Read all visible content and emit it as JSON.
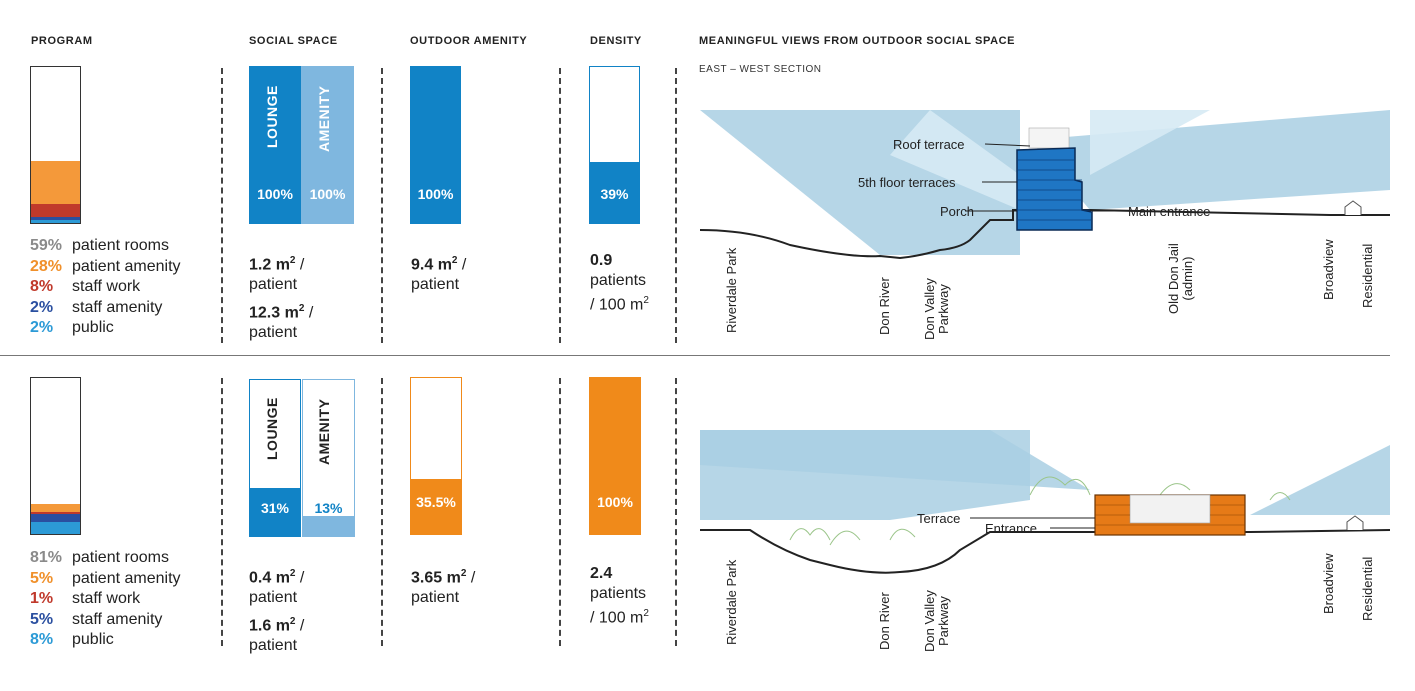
{
  "headers": {
    "program": "PROGRAM",
    "social_space": "SOCIAL SPACE",
    "outdoor_amenity": "OUTDOOR AMENITY",
    "density": "DENSITY",
    "views": "MEANINGFUL VIEWS FROM OUTDOOR SOCIAL SPACE",
    "section_sub": "EAST – WEST SECTION"
  },
  "colors": {
    "blue": "#1183c6",
    "light_blue": "#7fb7df",
    "orange": "#f08a1a",
    "light_orange": "#f4a33a",
    "red": "#c0392b",
    "dark_blue": "#2a4fa0",
    "cyan": "#2c9ad6",
    "sky": "#bcdbeb"
  },
  "top": {
    "program_list": [
      {
        "pct": "59%",
        "label": "patient rooms",
        "color": "#8a8a8a"
      },
      {
        "pct": "28%",
        "label": "patient amenity",
        "color": "#f0902a"
      },
      {
        "pct": "8%",
        "label": "staff work",
        "color": "#c0392b"
      },
      {
        "pct": "2%",
        "label": "staff amenity",
        "color": "#2a4fa0"
      },
      {
        "pct": "2%",
        "label": "public",
        "color": "#2c9ad6"
      }
    ],
    "program_fractions": {
      "patient_rooms": 0.59,
      "patient_amenity": 0.28,
      "staff_work": 0.08,
      "staff_amenity": 0.02,
      "public": 0.02
    },
    "social": {
      "lounge_label": "LOUNGE",
      "amenity_label": "AMENITY",
      "lounge_pct": "100%",
      "amenity_pct": "100%",
      "lounge_fill": 1.0,
      "amenity_fill": 1.0,
      "metric1_value": "1.2 m",
      "metric1_sup": "2",
      "metric1_unit": " /",
      "metric1_line2": "patient",
      "metric2_value": "12.3 m",
      "metric2_sup": "2",
      "metric2_unit": " /",
      "metric2_line2": "patient"
    },
    "outdoor": {
      "pct": "100%",
      "fill": 1.0,
      "value": "9.4 m",
      "sup": "2",
      "unit": " /",
      "line2": "patient"
    },
    "density": {
      "pct": "39%",
      "fill": 0.39,
      "value": "0.9",
      "line2": "patients",
      "line3": "/ 100 m",
      "sup": "2"
    },
    "section_labels": {
      "roof_terrace": "Roof terrace",
      "fifth_floor": "5th floor terraces",
      "porch": "Porch",
      "main_entrance": "Main entrance",
      "riverdale": "Riverdale Park",
      "don_river": "Don River",
      "dvp_1": "Don Valley",
      "dvp_2": "Parkway",
      "jail_1": "Old Don Jail",
      "jail_2": "(admin)",
      "broadview": "Broadview",
      "residential": "Residential"
    }
  },
  "bottom": {
    "program_list": [
      {
        "pct": "81%",
        "label": "patient rooms",
        "color": "#8a8a8a"
      },
      {
        "pct": "5%",
        "label": "patient amenity",
        "color": "#f0902a"
      },
      {
        "pct": "1%",
        "label": "staff work",
        "color": "#c0392b"
      },
      {
        "pct": "5%",
        "label": "staff amenity",
        "color": "#2a4fa0"
      },
      {
        "pct": "8%",
        "label": "public",
        "color": "#2c9ad6"
      }
    ],
    "program_fractions": {
      "patient_rooms": 0.81,
      "patient_amenity": 0.05,
      "staff_work": 0.01,
      "staff_amenity": 0.05,
      "public": 0.08
    },
    "social": {
      "lounge_label": "LOUNGE",
      "amenity_label": "AMENITY",
      "lounge_pct": "31%",
      "amenity_pct": "13%",
      "lounge_fill": 0.31,
      "amenity_fill": 0.13,
      "metric1_value": "0.4 m",
      "metric1_sup": "2",
      "metric1_unit": " /",
      "metric1_line2": "patient",
      "metric2_value": "1.6 m",
      "metric2_sup": "2",
      "metric2_unit": " /",
      "metric2_line2": "patient"
    },
    "outdoor": {
      "pct": "35.5%",
      "fill": 0.355,
      "value": "3.65 m",
      "sup": "2",
      "unit": " /",
      "line2": "patient"
    },
    "density": {
      "pct": "100%",
      "fill": 1.0,
      "value": "2.4",
      "line2": "patients",
      "line3": "/ 100 m",
      "sup": "2"
    },
    "section_labels": {
      "terrace": "Terrace",
      "entrance": "Entrance",
      "riverdale": "Riverdale Park",
      "don_river": "Don River",
      "dvp_1": "Don Valley",
      "dvp_2": "Parkway",
      "broadview": "Broadview",
      "residential": "Residential"
    }
  }
}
┄┄┄┄┄┄┄┄┄┄┄┄┄┄┄┄┄┄┄┄
# Exercise details:
Should a record include a picture, omit it from your copy and return the rest unchanged.

# Exercise result:
Read all visible content and emit it as JSON.
{
  "headers": {
    "program": "PROGRAM",
    "social_space": "SOCIAL SPACE",
    "outdoor_amenity": "OUTDOOR AMENITY",
    "density": "DENSITY",
    "views": "MEANINGFUL VIEWS FROM OUTDOOR SOCIAL SPACE",
    "section_sub": "EAST – WEST SECTION"
  },
  "colors": {
    "blue": "#1183c6",
    "light_blue": "#7fb7df",
    "orange": "#f08a1a",
    "light_orange": "#f4a33a",
    "red": "#c0392b",
    "dark_blue": "#2a4fa0",
    "cyan": "#2c9ad6",
    "sky": "#bcdbeb"
  },
  "top": {
    "program_list": [
      {
        "pct": "59%",
        "label": "patient rooms",
        "color": "#8a8a8a"
      },
      {
        "pct": "28%",
        "label": "patient amenity",
        "color": "#f0902a"
      },
      {
        "pct": "8%",
        "label": "staff work",
        "color": "#c0392b"
      },
      {
        "pct": "2%",
        "label": "staff amenity",
        "color": "#2a4fa0"
      },
      {
        "pct": "2%",
        "label": "public",
        "color": "#2c9ad6"
      }
    ],
    "program_fractions": {
      "patient_rooms": 0.59,
      "patient_amenity": 0.28,
      "staff_work": 0.08,
      "staff_amenity": 0.02,
      "public": 0.02
    },
    "social": {
      "lounge_label": "LOUNGE",
      "amenity_label": "AMENITY",
      "lounge_pct": "100%",
      "amenity_pct": "100%",
      "lounge_fill": 1.0,
      "amenity_fill": 1.0,
      "metric1_value": "1.2 m",
      "metric1_sup": "2",
      "metric1_unit": " /",
      "metric1_line2": "patient",
      "metric2_value": "12.3 m",
      "metric2_sup": "2",
      "metric2_unit": " /",
      "metric2_line2": "patient"
    },
    "outdoor": {
      "pct": "100%",
      "fill": 1.0,
      "value": "9.4 m",
      "sup": "2",
      "unit": " /",
      "line2": "patient"
    },
    "density": {
      "pct": "39%",
      "fill": 0.39,
      "value": "0.9",
      "line2": "patients",
      "line3": "/ 100 m",
      "sup": "2"
    },
    "section_labels": {
      "roof_terrace": "Roof terrace",
      "fifth_floor": "5th floor terraces",
      "porch": "Porch",
      "main_entrance": "Main entrance",
      "riverdale": "Riverdale Park",
      "don_river": "Don River",
      "dvp_1": "Don Valley",
      "dvp_2": "Parkway",
      "jail_1": "Old Don Jail",
      "jail_2": "(admin)",
      "broadview": "Broadview",
      "residential": "Residential"
    }
  },
  "bottom": {
    "program_list": [
      {
        "pct": "81%",
        "label": "patient rooms",
        "color": "#8a8a8a"
      },
      {
        "pct": "5%",
        "label": "patient amenity",
        "color": "#f0902a"
      },
      {
        "pct": "1%",
        "label": "staff work",
        "color": "#c0392b"
      },
      {
        "pct": "5%",
        "label": "staff amenity",
        "color": "#2a4fa0"
      },
      {
        "pct": "8%",
        "label": "public",
        "color": "#2c9ad6"
      }
    ],
    "program_fractions": {
      "patient_rooms": 0.81,
      "patient_amenity": 0.05,
      "staff_work": 0.01,
      "staff_amenity": 0.05,
      "public": 0.08
    },
    "social": {
      "lounge_label": "LOUNGE",
      "amenity_label": "AMENITY",
      "lounge_pct": "31%",
      "amenity_pct": "13%",
      "lounge_fill": 0.31,
      "amenity_fill": 0.13,
      "metric1_value": "0.4 m",
      "metric1_sup": "2",
      "metric1_unit": " /",
      "metric1_line2": "patient",
      "metric2_value": "1.6 m",
      "metric2_sup": "2",
      "metric2_unit": " /",
      "metric2_line2": "patient"
    },
    "outdoor": {
      "pct": "35.5%",
      "fill": 0.355,
      "value": "3.65 m",
      "sup": "2",
      "unit": " /",
      "line2": "patient"
    },
    "density": {
      "pct": "100%",
      "fill": 1.0,
      "value": "2.4",
      "line2": "patients",
      "line3": "/ 100 m",
      "sup": "2"
    },
    "section_labels": {
      "terrace": "Terrace",
      "entrance": "Entrance",
      "riverdale": "Riverdale Park",
      "don_river": "Don River",
      "dvp_1": "Don Valley",
      "dvp_2": "Parkway",
      "broadview": "Broadview",
      "residential": "Residential"
    }
  }
}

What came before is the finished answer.